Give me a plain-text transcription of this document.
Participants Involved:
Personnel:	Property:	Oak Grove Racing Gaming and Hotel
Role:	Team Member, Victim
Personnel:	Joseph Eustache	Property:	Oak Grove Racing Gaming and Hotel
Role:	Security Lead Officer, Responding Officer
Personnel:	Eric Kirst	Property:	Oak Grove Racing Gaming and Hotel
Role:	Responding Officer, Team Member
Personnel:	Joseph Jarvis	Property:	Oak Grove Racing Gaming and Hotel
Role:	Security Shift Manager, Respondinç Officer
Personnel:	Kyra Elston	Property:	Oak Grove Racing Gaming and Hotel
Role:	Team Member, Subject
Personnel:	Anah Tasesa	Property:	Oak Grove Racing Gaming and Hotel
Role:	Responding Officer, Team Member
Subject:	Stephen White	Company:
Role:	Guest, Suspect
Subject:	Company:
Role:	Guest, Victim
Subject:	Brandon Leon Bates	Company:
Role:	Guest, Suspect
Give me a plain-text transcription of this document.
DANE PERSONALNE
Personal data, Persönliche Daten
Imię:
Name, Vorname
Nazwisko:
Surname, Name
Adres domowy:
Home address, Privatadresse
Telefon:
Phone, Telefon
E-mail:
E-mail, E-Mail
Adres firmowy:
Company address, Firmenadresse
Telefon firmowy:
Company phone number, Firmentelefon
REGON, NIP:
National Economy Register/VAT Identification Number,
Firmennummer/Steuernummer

============================================================

■ **Task objective**: Write out the entries in full, exactly as given.

■ **Result**:
Give me a plain-text transcription of this document.
Participants Involved:
Personnel:	Property:	Oak Grove Racing Gaming and Hotel
Role:	Team Member, Victim
Personnel:	Joseph Eustache	Property:	Oak Grove Racing Gaming and Hotel
Role:	Security Lead Officer, Responding Officer
Personnel:	Eric Kirst	Property:	Oak Grove Racing Gaming and Hotel
Role:	Responding Officer, Team Member
Personnel:	Joseph Jarvis	Property:	Oak Grove Racing Gaming and Hotel
Role:	Security Shift Manager, Respondinç Officer
Personnel:	Kyra Elston	Property:	Oak Grove Racing Gaming and Hotel
Role:	Team Member, Subject
Personnel:	Anah Tasesa	Property:	Oak Grove Racing Gaming and Hotel
Role:	Responding Officer, Team Member
Subject:	Stephen White	Company:
Role:	Guest, Suspect
Subject:	Company:
Role:	Guest, Victim
Subject:	Brandon Leon Bates	Company:
Role:	Guest, Suspect
Give me a plain-text transcription of this document.
DANE PERSONALNE
Personal data, Persönliche Daten
Imię:
Name, Vorname
Nazwisko:
Surname, Name
Adres domowy:
Home address, Privatadresse
Telefon:
Phone, Telefon
E-mail:
E-mail, E-Mail
Adres firmowy:
Company address, Firmenadresse
Telefon firmowy:
Company phone number, Firmentelefon
REGON, NIP:
National Economy Register/VAT Identification Number,
Firmennummer/Steuernummer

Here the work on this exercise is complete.